** Start of Recorded information **
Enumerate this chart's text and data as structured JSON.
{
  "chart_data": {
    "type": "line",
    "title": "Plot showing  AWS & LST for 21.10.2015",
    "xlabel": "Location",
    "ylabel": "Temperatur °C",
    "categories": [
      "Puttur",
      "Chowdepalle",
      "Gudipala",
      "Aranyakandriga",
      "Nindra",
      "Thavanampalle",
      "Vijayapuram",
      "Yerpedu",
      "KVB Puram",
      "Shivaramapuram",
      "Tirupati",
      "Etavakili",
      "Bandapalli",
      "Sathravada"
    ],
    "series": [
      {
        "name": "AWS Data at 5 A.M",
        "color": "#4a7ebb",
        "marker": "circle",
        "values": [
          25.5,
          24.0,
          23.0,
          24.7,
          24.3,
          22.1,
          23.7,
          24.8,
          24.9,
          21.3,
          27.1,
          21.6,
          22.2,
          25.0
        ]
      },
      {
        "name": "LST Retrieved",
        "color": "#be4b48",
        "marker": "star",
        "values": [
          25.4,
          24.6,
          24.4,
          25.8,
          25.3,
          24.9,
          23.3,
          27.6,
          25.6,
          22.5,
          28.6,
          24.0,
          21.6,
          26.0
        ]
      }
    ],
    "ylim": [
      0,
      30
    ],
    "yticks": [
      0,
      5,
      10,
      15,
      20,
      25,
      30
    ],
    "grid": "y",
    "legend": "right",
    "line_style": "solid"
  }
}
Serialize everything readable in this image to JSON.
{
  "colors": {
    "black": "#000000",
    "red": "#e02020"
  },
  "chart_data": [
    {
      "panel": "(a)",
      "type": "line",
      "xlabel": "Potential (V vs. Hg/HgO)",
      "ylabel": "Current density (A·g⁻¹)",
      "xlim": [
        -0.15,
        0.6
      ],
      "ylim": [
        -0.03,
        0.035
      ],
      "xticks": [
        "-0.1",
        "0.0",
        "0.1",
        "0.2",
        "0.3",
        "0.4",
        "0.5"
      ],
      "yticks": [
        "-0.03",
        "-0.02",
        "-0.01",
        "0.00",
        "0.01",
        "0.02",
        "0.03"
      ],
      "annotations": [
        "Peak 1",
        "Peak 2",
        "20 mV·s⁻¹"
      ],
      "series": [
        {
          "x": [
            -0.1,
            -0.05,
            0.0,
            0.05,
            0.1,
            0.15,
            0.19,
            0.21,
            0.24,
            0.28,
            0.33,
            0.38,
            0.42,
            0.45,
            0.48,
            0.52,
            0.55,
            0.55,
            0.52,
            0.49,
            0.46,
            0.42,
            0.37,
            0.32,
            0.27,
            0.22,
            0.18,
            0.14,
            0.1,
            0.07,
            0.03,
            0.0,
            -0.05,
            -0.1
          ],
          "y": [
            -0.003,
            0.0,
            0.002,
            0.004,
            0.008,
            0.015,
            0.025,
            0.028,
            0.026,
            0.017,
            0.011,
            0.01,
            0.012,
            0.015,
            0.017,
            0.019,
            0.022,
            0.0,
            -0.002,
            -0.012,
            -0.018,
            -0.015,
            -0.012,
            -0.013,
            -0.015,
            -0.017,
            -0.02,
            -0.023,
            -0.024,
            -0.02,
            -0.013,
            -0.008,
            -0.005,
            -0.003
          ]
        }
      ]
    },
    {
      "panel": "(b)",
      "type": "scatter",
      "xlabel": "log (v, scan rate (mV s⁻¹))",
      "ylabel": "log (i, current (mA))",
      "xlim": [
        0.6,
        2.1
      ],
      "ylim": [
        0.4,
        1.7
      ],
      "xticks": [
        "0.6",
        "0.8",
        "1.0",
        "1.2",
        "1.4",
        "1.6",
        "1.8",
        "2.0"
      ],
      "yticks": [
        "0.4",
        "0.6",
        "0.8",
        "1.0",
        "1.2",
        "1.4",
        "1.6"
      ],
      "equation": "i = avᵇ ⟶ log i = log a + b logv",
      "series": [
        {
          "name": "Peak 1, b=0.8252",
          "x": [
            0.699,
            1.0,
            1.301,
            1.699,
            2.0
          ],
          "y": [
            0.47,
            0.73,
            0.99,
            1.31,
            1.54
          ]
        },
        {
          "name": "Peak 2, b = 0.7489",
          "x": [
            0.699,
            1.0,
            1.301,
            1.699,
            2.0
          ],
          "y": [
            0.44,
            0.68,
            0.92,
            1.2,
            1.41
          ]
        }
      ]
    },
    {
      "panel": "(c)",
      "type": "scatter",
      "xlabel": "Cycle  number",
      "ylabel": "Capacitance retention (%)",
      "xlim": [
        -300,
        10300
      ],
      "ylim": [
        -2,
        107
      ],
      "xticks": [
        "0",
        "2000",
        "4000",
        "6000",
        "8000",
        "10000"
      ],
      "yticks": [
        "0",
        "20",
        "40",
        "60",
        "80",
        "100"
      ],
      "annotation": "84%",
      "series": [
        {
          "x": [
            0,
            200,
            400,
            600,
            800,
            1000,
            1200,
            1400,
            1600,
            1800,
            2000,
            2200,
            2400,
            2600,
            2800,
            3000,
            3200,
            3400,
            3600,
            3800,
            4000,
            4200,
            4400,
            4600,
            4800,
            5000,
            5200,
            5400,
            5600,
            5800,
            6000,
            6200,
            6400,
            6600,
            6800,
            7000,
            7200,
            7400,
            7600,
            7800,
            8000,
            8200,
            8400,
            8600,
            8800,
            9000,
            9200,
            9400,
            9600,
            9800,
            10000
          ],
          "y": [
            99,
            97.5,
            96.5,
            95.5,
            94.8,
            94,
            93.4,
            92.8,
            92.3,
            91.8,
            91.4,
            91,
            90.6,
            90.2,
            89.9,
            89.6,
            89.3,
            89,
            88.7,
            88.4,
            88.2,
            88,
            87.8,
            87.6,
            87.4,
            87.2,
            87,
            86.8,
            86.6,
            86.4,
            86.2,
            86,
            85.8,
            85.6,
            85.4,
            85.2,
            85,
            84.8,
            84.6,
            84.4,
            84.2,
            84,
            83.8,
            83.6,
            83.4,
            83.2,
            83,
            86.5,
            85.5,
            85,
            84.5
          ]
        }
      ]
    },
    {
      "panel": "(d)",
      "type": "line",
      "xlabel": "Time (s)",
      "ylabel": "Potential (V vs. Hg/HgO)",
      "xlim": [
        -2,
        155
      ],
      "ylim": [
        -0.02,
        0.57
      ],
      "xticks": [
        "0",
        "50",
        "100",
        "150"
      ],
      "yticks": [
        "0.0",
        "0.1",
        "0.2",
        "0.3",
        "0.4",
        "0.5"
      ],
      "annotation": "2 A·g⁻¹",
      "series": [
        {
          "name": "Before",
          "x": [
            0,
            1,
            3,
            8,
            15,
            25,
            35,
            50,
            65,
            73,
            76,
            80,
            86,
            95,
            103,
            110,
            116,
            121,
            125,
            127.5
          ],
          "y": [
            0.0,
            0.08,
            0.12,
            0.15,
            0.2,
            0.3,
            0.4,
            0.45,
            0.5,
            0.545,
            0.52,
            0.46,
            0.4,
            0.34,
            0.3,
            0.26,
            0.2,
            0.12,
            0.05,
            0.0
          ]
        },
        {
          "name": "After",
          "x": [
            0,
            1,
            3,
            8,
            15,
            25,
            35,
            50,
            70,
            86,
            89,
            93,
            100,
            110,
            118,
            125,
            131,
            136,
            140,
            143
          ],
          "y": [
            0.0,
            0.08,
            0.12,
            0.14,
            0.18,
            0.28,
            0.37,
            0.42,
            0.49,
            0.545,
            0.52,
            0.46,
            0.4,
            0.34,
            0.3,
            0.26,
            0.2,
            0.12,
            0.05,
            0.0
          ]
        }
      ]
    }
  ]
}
** End of Recorded information **
Exercise –
Return all of the data exactly as it reads.

Full response –
Enumerate this chart's text and data as structured JSON.
{
  "chart_data": {
    "type": "line",
    "title": "Plot showing  AWS & LST for 21.10.2015",
    "xlabel": "Location",
    "ylabel": "Temperatur °C",
    "categories": [
      "Puttur",
      "Chowdepalle",
      "Gudipala",
      "Aranyakandriga",
      "Nindra",
      "Thavanampalle",
      "Vijayapuram",
      "Yerpedu",
      "KVB Puram",
      "Shivaramapuram",
      "Tirupati",
      "Etavakili",
      "Bandapalli",
      "Sathravada"
    ],
    "series": [
      {
        "name": "AWS Data at 5 A.M",
        "color": "#4a7ebb",
        "marker": "circle",
        "values": [
          25.5,
          24.0,
          23.0,
          24.7,
          24.3,
          22.1,
          23.7,
          24.8,
          24.9,
          21.3,
          27.1,
          21.6,
          22.2,
          25.0
        ]
      },
      {
        "name": "LST Retrieved",
        "color": "#be4b48",
        "marker": "star",
        "values": [
          25.4,
          24.6,
          24.4,
          25.8,
          25.3,
          24.9,
          23.3,
          27.6,
          25.6,
          22.5,
          28.6,
          24.0,
          21.6,
          26.0
        ]
      }
    ],
    "ylim": [
      0,
      30
    ],
    "yticks": [
      0,
      5,
      10,
      15,
      20,
      25,
      30
    ],
    "grid": "y",
    "legend": "right",
    "line_style": "solid"
  }
}
Serialize everything readable in this image to JSON.
{
  "colors": {
    "black": "#000000",
    "red": "#e02020"
  },
  "chart_data": [
    {
      "panel": "(a)",
      "type": "line",
      "xlabel": "Potential (V vs. Hg/HgO)",
      "ylabel": "Current density (A·g⁻¹)",
      "xlim": [
        -0.15,
        0.6
      ],
      "ylim": [
        -0.03,
        0.035
      ],
      "xticks": [
        "-0.1",
        "0.0",
        "0.1",
        "0.2",
        "0.3",
        "0.4",
        "0.5"
      ],
      "yticks": [
        "-0.03",
        "-0.02",
        "-0.01",
        "0.00",
        "0.01",
        "0.02",
        "0.03"
      ],
      "annotations": [
        "Peak 1",
        "Peak 2",
        "20 mV·s⁻¹"
      ],
      "series": [
        {
          "x": [
            -0.1,
            -0.05,
            0.0,
            0.05,
            0.1,
            0.15,
            0.19,
            0.21,
            0.24,
            0.28,
            0.33,
            0.38,
            0.42,
            0.45,
            0.48,
            0.52,
            0.55,
            0.55,
            0.52,
            0.49,
            0.46,
            0.42,
            0.37,
            0.32,
            0.27,
            0.22,
            0.18,
            0.14,
            0.1,
            0.07,
            0.03,
            0.0,
            -0.05,
            -0.1
          ],
          "y": [
            -0.003,
            0.0,
            0.002,
            0.004,
            0.008,
            0.015,
            0.025,
            0.028,
            0.026,
            0.017,
            0.011,
            0.01,
            0.012,
            0.015,
            0.017,
            0.019,
            0.022,
            0.0,
            -0.002,
            -0.012,
            -0.018,
            -0.015,
            -0.012,
            -0.013,
            -0.015,
            -0.017,
            -0.02,
            -0.023,
            -0.024,
            -0.02,
            -0.013,
            -0.008,
            -0.005,
            -0.003
          ]
        }
      ]
    },
    {
      "panel": "(b)",
      "type": "scatter",
      "xlabel": "log (v, scan rate (mV s⁻¹))",
      "ylabel": "log (i, current (mA))",
      "xlim": [
        0.6,
        2.1
      ],
      "ylim": [
        0.4,
        1.7
      ],
      "xticks": [
        "0.6",
        "0.8",
        "1.0",
        "1.2",
        "1.4",
        "1.6",
        "1.8",
        "2.0"
      ],
      "yticks": [
        "0.4",
        "0.6",
        "0.8",
        "1.0",
        "1.2",
        "1.4",
        "1.6"
      ],
      "equation": "i = avᵇ ⟶ log i = log a + b logv",
      "series": [
        {
          "name": "Peak 1, b=0.8252",
          "x": [
            0.699,
            1.0,
            1.301,
            1.699,
            2.0
          ],
          "y": [
            0.47,
            0.73,
            0.99,
            1.31,
            1.54
          ]
        },
        {
          "name": "Peak 2, b = 0.7489",
          "x": [
            0.699,
            1.0,
            1.301,
            1.699,
            2.0
          ],
          "y": [
            0.44,
            0.68,
            0.92,
            1.2,
            1.41
          ]
        }
      ]
    },
    {
      "panel": "(c)",
      "type": "scatter",
      "xlabel": "Cycle  number",
      "ylabel": "Capacitance retention (%)",
      "xlim": [
        -300,
        10300
      ],
      "ylim": [
        -2,
        107
      ],
      "xticks": [
        "0",
        "2000",
        "4000",
        "6000",
        "8000",
        "10000"
      ],
      "yticks": [
        "0",
        "20",
        "40",
        "60",
        "80",
        "100"
      ],
      "annotation": "84%",
      "series": [
        {
          "x": [
            0,
            200,
            400,
            600,
            800,
            1000,
            1200,
            1400,
            1600,
            1800,
            2000,
            2200,
            2400,
            2600,
            2800,
            3000,
            3200,
            3400,
            3600,
            3800,
            4000,
            4200,
            4400,
            4600,
            4800,
            5000,
            5200,
            5400,
            5600,
            5800,
            6000,
            6200,
            6400,
            6600,
            6800,
            7000,
            7200,
            7400,
            7600,
            7800,
            8000,
            8200,
            8400,
            8600,
            8800,
            9000,
            9200,
            9400,
            9600,
            9800,
            10000
          ],
          "y": [
            99,
            97.5,
            96.5,
            95.5,
            94.8,
            94,
            93.4,
            92.8,
            92.3,
            91.8,
            91.4,
            91,
            90.6,
            90.2,
            89.9,
            89.6,
            89.3,
            89,
            88.7,
            88.4,
            88.2,
            88,
            87.8,
            87.6,
            87.4,
            87.2,
            87,
            86.8,
            86.6,
            86.4,
            86.2,
            86,
            85.8,
            85.6,
            85.4,
            85.2,
            85,
            84.8,
            84.6,
            84.4,
            84.2,
            84,
            83.8,
            83.6,
            83.4,
            83.2,
            83,
            86.5,
            85.5,
            85,
            84.5
          ]
        }
      ]
    },
    {
      "panel": "(d)",
      "type": "line",
      "xlabel": "Time (s)",
      "ylabel": "Potential (V vs. Hg/HgO)",
      "xlim": [
        -2,
        155
      ],
      "ylim": [
        -0.02,
        0.57
      ],
      "xticks": [
        "0",
        "50",
        "100",
        "150"
      ],
      "yticks": [
        "0.0",
        "0.1",
        "0.2",
        "0.3",
        "0.4",
        "0.5"
      ],
      "annotation": "2 A·g⁻¹",
      "series": [
        {
          "name": "Before",
          "x": [
            0,
            1,
            3,
            8,
            15,
            25,
            35,
            50,
            65,
            73,
            76,
            80,
            86,
            95,
            103,
            110,
            116,
            121,
            125,
            127.5
          ],
          "y": [
            0.0,
            0.08,
            0.12,
            0.15,
            0.2,
            0.3,
            0.4,
            0.45,
            0.5,
            0.545,
            0.52,
            0.46,
            0.4,
            0.34,
            0.3,
            0.26,
            0.2,
            0.12,
            0.05,
            0.0
          ]
        },
        {
          "name": "After",
          "x": [
            0,
            1,
            3,
            8,
            15,
            25,
            35,
            50,
            70,
            86,
            89,
            93,
            100,
            110,
            118,
            125,
            131,
            136,
            140,
            143
          ],
          "y": [
            0.0,
            0.08,
            0.12,
            0.14,
            0.18,
            0.28,
            0.37,
            0.42,
            0.49,
            0.545,
            0.52,
            0.46,
            0.4,
            0.34,
            0.3,
            0.26,
            0.2,
            0.12,
            0.05,
            0.0
          ]
        }
      ]
    }
  ]
}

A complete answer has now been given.